▶ Problem to solve:
In the listing below, count the lines containing the string "like" and state only the number.

— BEGIN Recorded data —

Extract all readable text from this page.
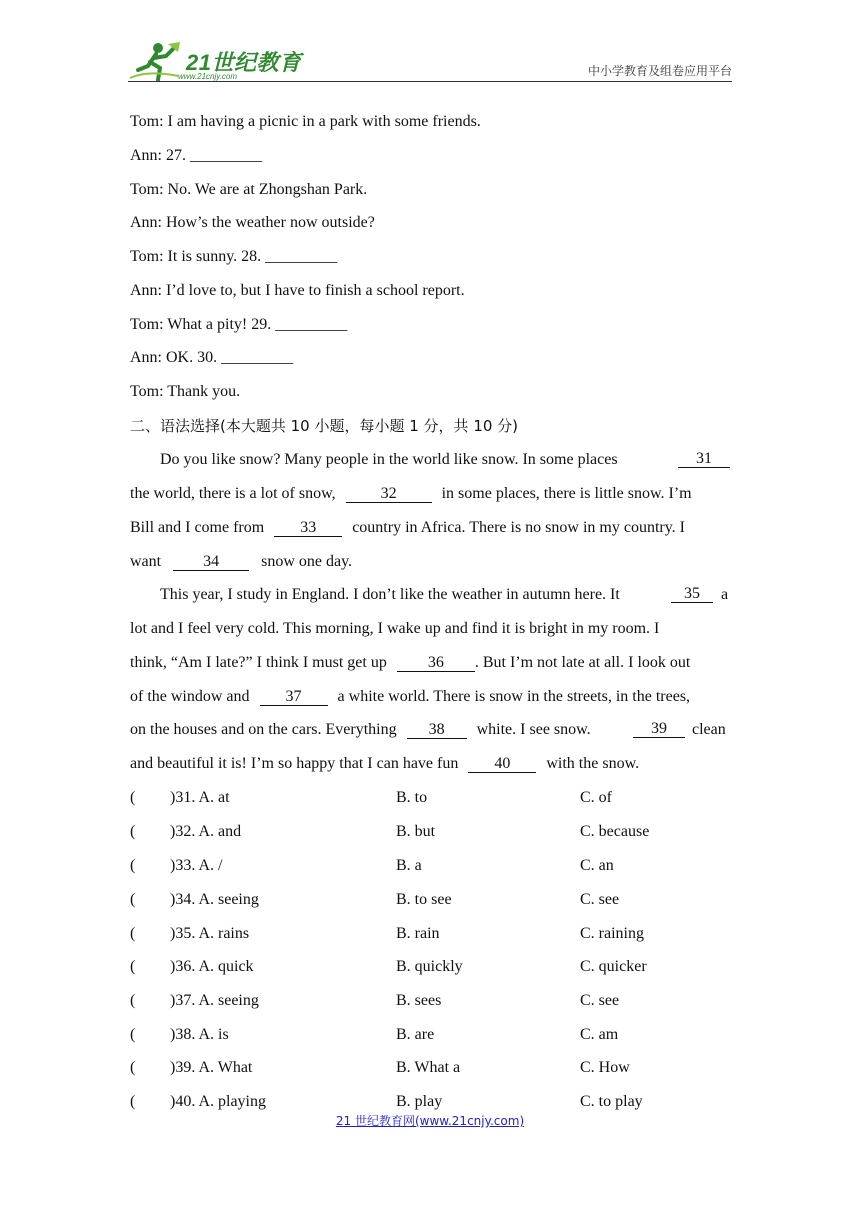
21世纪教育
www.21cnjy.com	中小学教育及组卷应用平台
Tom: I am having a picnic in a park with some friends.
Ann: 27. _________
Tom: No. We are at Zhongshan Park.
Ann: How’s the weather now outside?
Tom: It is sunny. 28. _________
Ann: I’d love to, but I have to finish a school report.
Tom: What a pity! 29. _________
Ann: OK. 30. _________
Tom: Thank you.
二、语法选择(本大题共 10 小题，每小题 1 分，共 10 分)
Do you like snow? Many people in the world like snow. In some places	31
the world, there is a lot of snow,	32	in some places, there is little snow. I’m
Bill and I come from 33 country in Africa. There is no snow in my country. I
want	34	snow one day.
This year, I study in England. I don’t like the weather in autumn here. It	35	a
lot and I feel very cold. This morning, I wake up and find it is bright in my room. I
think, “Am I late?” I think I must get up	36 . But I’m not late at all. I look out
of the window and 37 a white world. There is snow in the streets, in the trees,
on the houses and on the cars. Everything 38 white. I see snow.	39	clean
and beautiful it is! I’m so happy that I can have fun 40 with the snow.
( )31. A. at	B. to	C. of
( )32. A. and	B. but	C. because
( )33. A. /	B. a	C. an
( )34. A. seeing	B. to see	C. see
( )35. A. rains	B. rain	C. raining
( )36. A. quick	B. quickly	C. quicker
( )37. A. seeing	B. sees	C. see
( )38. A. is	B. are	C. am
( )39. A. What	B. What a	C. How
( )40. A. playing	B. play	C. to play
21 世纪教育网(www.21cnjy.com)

— END Recorded data —
— BEGIN Recorded data —

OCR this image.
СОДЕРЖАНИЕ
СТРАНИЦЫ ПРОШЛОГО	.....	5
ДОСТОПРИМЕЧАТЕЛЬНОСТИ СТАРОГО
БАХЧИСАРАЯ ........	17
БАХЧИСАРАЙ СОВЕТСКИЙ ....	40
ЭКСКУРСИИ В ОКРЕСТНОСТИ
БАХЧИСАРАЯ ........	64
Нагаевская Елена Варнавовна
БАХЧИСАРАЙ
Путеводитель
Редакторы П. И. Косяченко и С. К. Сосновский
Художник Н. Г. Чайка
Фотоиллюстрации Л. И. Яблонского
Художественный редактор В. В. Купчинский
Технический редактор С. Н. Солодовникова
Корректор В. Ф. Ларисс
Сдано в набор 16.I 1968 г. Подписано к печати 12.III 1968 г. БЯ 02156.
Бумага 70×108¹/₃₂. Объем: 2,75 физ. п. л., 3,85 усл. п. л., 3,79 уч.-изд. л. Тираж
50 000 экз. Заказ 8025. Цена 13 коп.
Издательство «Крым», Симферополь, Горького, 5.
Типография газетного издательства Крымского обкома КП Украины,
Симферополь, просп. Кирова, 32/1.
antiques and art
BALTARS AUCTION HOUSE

— END Recorded data —

▶ Solution to this problem:
2